++++ Provided information

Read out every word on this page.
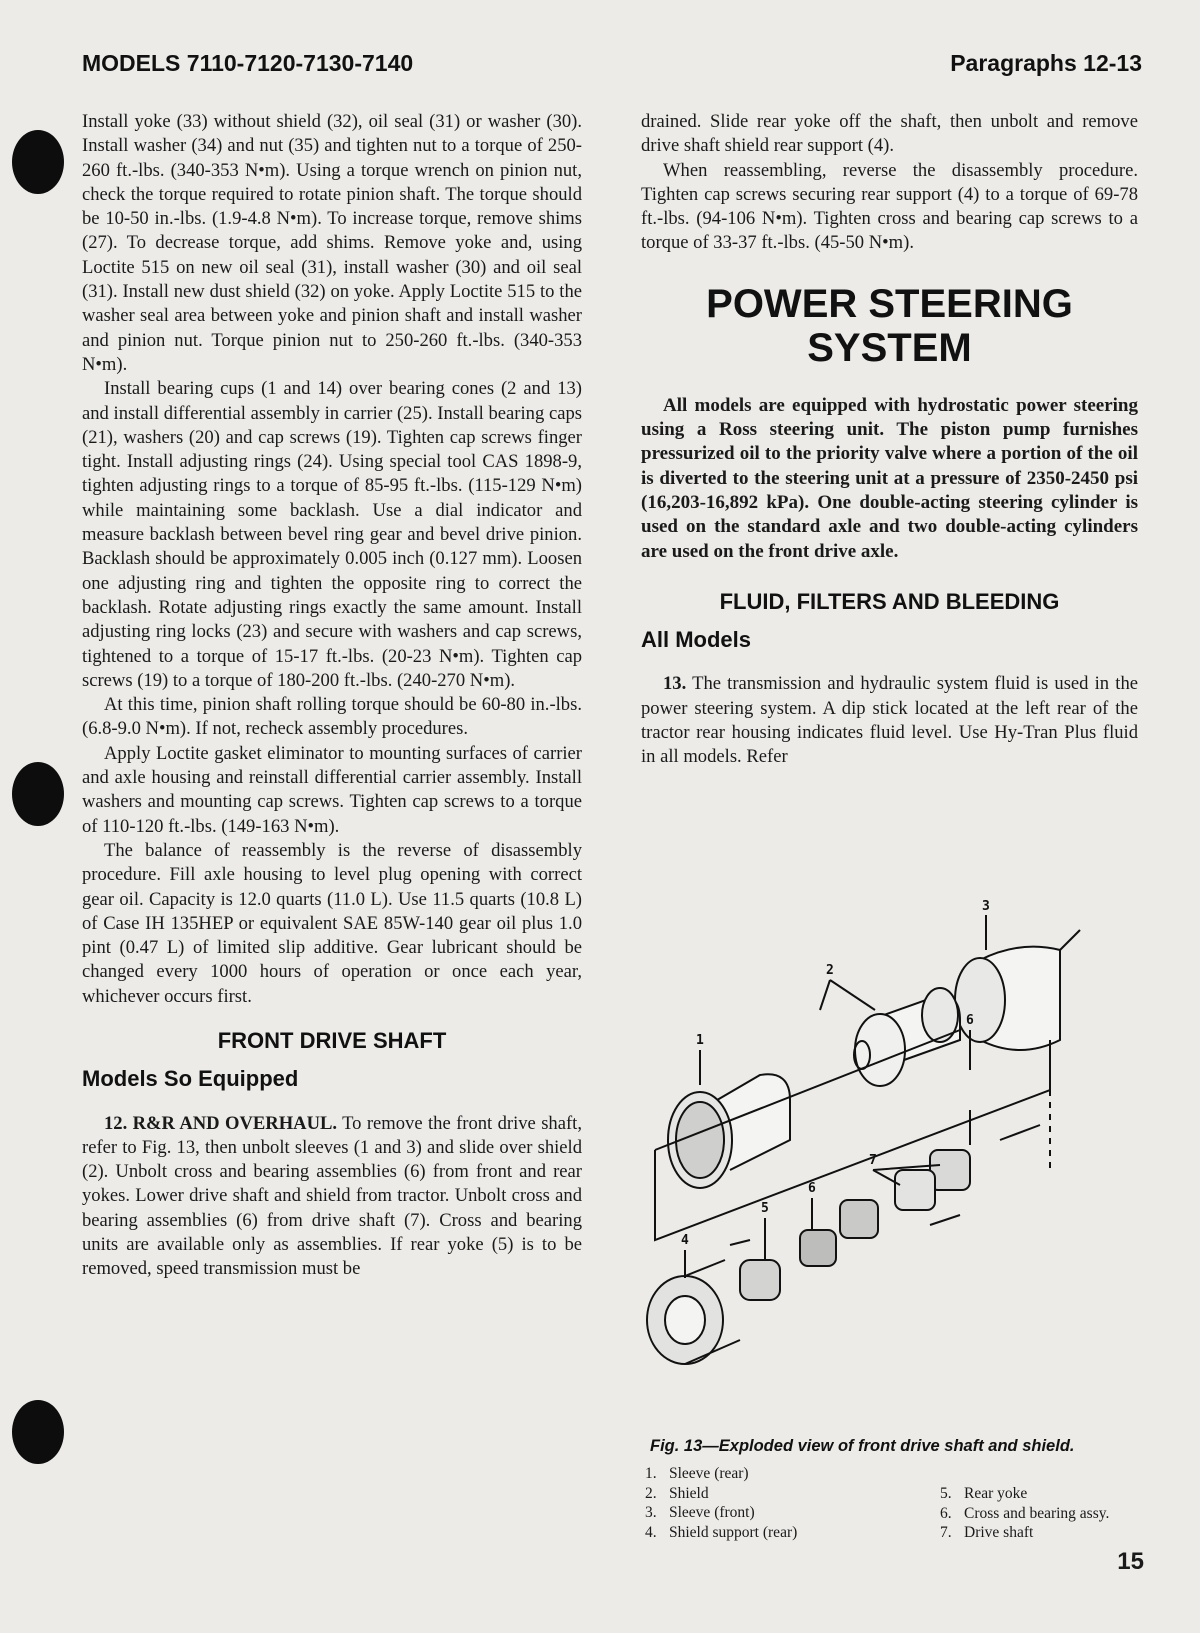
MODELS 7110-7120-7130-7140	Paragraphs 12-13

Install yoke (33) without shield (32), oil seal (31) or washer (30). Install washer (34) and nut (35) and tighten nut to a torque of 250-260 ft.-lbs. (340-353 N•m). Using a torque wrench on pinion nut, check the torque required to rotate pinion shaft. The torque should be 10-50 in.-lbs. (1.9-4.8 N•m). To increase torque, remove shims (27). To decrease torque, add shims. Remove yoke and, using Loctite 515 on new oil seal (31), install washer (30) and oil seal (31). Install new dust shield (32) on yoke. Apply Loctite 515 to the washer seal area between yoke and pinion shaft and install washer and pinion nut. Torque pinion nut to 250-260 ft.-lbs. (340-353 N•m).

Install bearing cups (1 and 14) over bearing cones (2 and 13) and install differential assembly in carrier (25). Install bearing caps (21), washers (20) and cap screws (19). Tighten cap screws finger tight. Install adjusting rings (24). Using special tool CAS 1898-9, tighten adjusting rings to a torque of 85-95 ft.-lbs. (115-129 N•m) while maintaining some backlash. Use a dial indicator and measure backlash between bevel ring gear and bevel drive pinion. Backlash should be approximately 0.005 inch (0.127 mm). Loosen one adjusting ring and tighten the opposite ring to correct the backlash. Rotate adjusting rings exactly the same amount. Install adjusting ring locks (23) and secure with washers and cap screws, tightened to a torque of 15-17 ft.-lbs. (20-23 N•m). Tighten cap screws (19) to a torque of 180-200 ft.-lbs. (240-270 N•m).

At this time, pinion shaft rolling torque should be 60-80 in.-lbs. (6.8-9.0 N•m). If not, recheck assembly procedures.

Apply Loctite gasket eliminator to mounting surfaces of carrier and axle housing and reinstall differential carrier assembly. Install washers and mounting cap screws. Tighten cap screws to a torque of 110-120 ft.-lbs. (149-163 N•m).

The balance of reassembly is the reverse of disassembly procedure. Fill axle housing to level plug opening with correct gear oil. Capacity is 12.0 quarts (11.0 L). Use 11.5 quarts (10.8 L) of Case IH 135HEP or equivalent SAE 85W-140 gear oil plus 1.0 pint (0.47 L) of limited slip additive. Gear lubricant should be changed every 1000 hours of operation or once each year, whichever occurs first.

FRONT DRIVE SHAFT
Models So Equipped

12. R&R AND OVERHAUL. To remove the front drive shaft, refer to Fig. 13, then unbolt sleeves (1 and 3) and slide over shield (2). Unbolt cross and bearing assemblies (6) from front and rear yokes. Lower drive shaft and shield from tractor. Unbolt cross and bearing assemblies (6) from drive shaft (7). Cross and bearing units are available only as assemblies. If rear yoke (5) is to be removed, speed transmission must be

drained. Slide rear yoke off the shaft, then unbolt and remove drive shaft shield rear support (4).

When reassembling, reverse the disassembly procedure. Tighten cap screws securing rear support (4) to a torque of 69-78 ft.-lbs. (94-106 N•m). Tighten cross and bearing cap screws to a torque of 33-37 ft.-lbs. (45-50 N•m).

POWER STEERING
SYSTEM

All models are equipped with hydrostatic power steering using a Ross steering unit. The piston pump furnishes pressurized oil to the priority valve where a portion of the oil is diverted to the steering unit at a pressure of 2350-2450 psi (16,203-16,892 kPa). One double-acting steering cylinder is used on the standard axle and two double-acting cylinders are used on the front drive axle.

FLUID, FILTERS AND BLEEDING
All Models

13. The transmission and hydraulic system fluid is used in the power steering system. A dip stick located at the left rear of the tractor rear housing indicates fluid level. Use Hy-Tran Plus fluid in all models. Refer

1
2
3
4
5
6
6
7
Fig. 13—Exploded view of front drive shaft and shield.
1. Sleeve (rear)
2. Shield
3. Sleeve (front)
4. Shield support (rear)
5. Rear yoke
6. Cross and bearing assy.
7. Drive shaft
15
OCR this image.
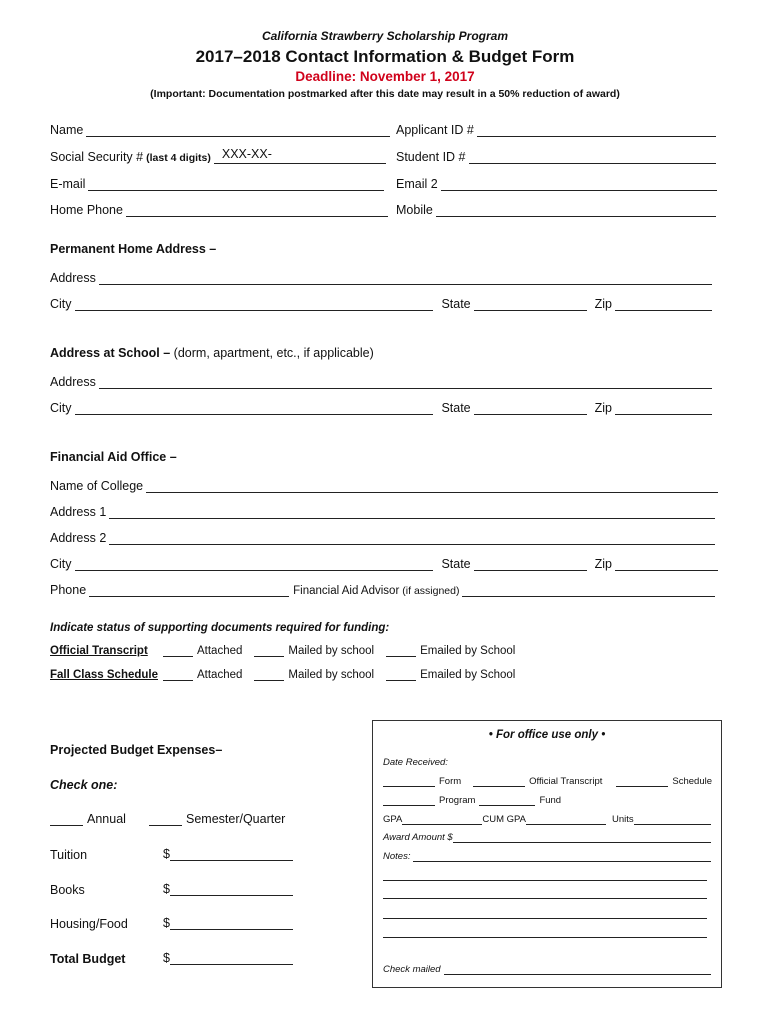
California Strawberry Scholarship Program
2017–2018 Contact Information & Budget Form
Deadline: November 1, 2017
(Important: Documentation postmarked after this date may result in a 50% reduction of award)
Name	Applicant ID #
Social Security # (last 4 digits) XXX-XX-	Student ID #
E-mail	Email 2
Home Phone	Mobile
Permanent Home Address –
Address
City	State	Zip
Address at School – (dorm, apartment, etc., if applicable)
Address
City	State	Zip
Financial Aid Office –
Name of College
Address 1
Address 2
City	State	Zip
Phone	Financial Aid Advisor (if assigned)
Indicate status of supporting documents required for funding:
Official Transcript	Attached	Mailed by school	Emailed by School
Fall Class Schedule	Attached	Mailed by school	Emailed by School
Projected Budget Expenses–
Check one:
Annual	Semester/Quarter
Tuition	$
Books	$
Housing/Food	$
Total Budget	$
• For office use only •
Date Received:
Form	Official Transcript	Schedule
Program	Fund
GPA	CUM GPA	Units
Award Amount $
Notes:
Check mailed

++++++++

Problem requirements:
With the pictures omitted, reproduce the records in full and exactly.

The solution:
Read out every word on this page.
MODELS 7110-7120-7130-7140	Paragraphs 12-13

Install yoke (33) without shield (32), oil seal (31) or washer (30). Install washer (34) and nut (35) and tighten nut to a torque of 250-260 ft.-lbs. (340-353 N•m). Using a torque wrench on pinion nut, check the torque required to rotate pinion shaft. The torque should be 10-50 in.-lbs. (1.9-4.8 N•m). To increase torque, remove shims (27). To decrease torque, add shims. Remove yoke and, using Loctite 515 on new oil seal (31), install washer (30) and oil seal (31). Install new dust shield (32) on yoke. Apply Loctite 515 to the washer seal area between yoke and pinion shaft and install washer and pinion nut. Torque pinion nut to 250-260 ft.-lbs. (340-353 N•m).

Install bearing cups (1 and 14) over bearing cones (2 and 13) and install differential assembly in carrier (25). Install bearing caps (21), washers (20) and cap screws (19). Tighten cap screws finger tight. Install adjusting rings (24). Using special tool CAS 1898-9, tighten adjusting rings to a torque of 85-95 ft.-lbs. (115-129 N•m) while maintaining some backlash. Use a dial indicator and measure backlash between bevel ring gear and bevel drive pinion. Backlash should be approximately 0.005 inch (0.127 mm). Loosen one adjusting ring and tighten the opposite ring to correct the backlash. Rotate adjusting rings exactly the same amount. Install adjusting ring locks (23) and secure with washers and cap screws, tightened to a torque of 15-17 ft.-lbs. (20-23 N•m). Tighten cap screws (19) to a torque of 180-200 ft.-lbs. (240-270 N•m).

At this time, pinion shaft rolling torque should be 60-80 in.-lbs. (6.8-9.0 N•m). If not, recheck assembly procedures.

Apply Loctite gasket eliminator to mounting surfaces of carrier and axle housing and reinstall differential carrier assembly. Install washers and mounting cap screws. Tighten cap screws to a torque of 110-120 ft.-lbs. (149-163 N•m).

The balance of reassembly is the reverse of disassembly procedure. Fill axle housing to level plug opening with correct gear oil. Capacity is 12.0 quarts (11.0 L). Use 11.5 quarts (10.8 L) of Case IH 135HEP or equivalent SAE 85W-140 gear oil plus 1.0 pint (0.47 L) of limited slip additive. Gear lubricant should be changed every 1000 hours of operation or once each year, whichever occurs first.

FRONT DRIVE SHAFT
Models So Equipped

12. R&R AND OVERHAUL. To remove the front drive shaft, refer to Fig. 13, then unbolt sleeves (1 and 3) and slide over shield (2). Unbolt cross and bearing assemblies (6) from front and rear yokes. Lower drive shaft and shield from tractor. Unbolt cross and bearing assemblies (6) from drive shaft (7). Cross and bearing units are available only as assemblies. If rear yoke (5) is to be removed, speed transmission must be

drained. Slide rear yoke off the shaft, then unbolt and remove drive shaft shield rear support (4).

When reassembling, reverse the disassembly procedure. Tighten cap screws securing rear support (4) to a torque of 69-78 ft.-lbs. (94-106 N•m). Tighten cross and bearing cap screws to a torque of 33-37 ft.-lbs. (45-50 N•m).

POWER STEERING
SYSTEM

All models are equipped with hydrostatic power steering using a Ross steering unit. The piston pump furnishes pressurized oil to the priority valve where a portion of the oil is diverted to the steering unit at a pressure of 2350-2450 psi (16,203-16,892 kPa). One double-acting steering cylinder is used on the standard axle and two double-acting cylinders are used on the front drive axle.

FLUID, FILTERS AND BLEEDING
All Models

13. The transmission and hydraulic system fluid is used in the power steering system. A dip stick located at the left rear of the tractor rear housing indicates fluid level. Use Hy-Tran Plus fluid in all models. Refer

1
2
3
4
5
6
6
7
Fig. 13—Exploded view of front drive shaft and shield.
1. Sleeve (rear)
2. Shield
3. Sleeve (front)
4. Shield support (rear)
5. Rear yoke
6. Cross and bearing assy.
7. Drive shaft
15
OCR this image.
California Strawberry Scholarship Program
2017–2018 Contact Information & Budget Form
Deadline: November 1, 2017
(Important: Documentation postmarked after this date may result in a 50% reduction of award)
Name	Applicant ID #
Social Security # (last 4 digits) XXX-XX-	Student ID #
E-mail	Email 2
Home Phone	Mobile
Permanent Home Address –
Address
City	State	Zip
Address at School – (dorm, apartment, etc., if applicable)
Address
City	State	Zip
Financial Aid Office –
Name of College
Address 1
Address 2
City	State	Zip
Phone	Financial Aid Advisor (if assigned)
Indicate status of supporting documents required for funding:
Official Transcript	Attached	Mailed by school	Emailed by School
Fall Class Schedule	Attached	Mailed by school	Emailed by School
Projected Budget Expenses–
Check one:
Annual	Semester/Quarter
Tuition	$
Books	$
Housing/Food	$
Total Budget	$
• For office use only •
Date Received:
Form	Official Transcript	Schedule
Program	Fund
GPA	CUM GPA	Units
Award Amount $
Notes:
Check mailed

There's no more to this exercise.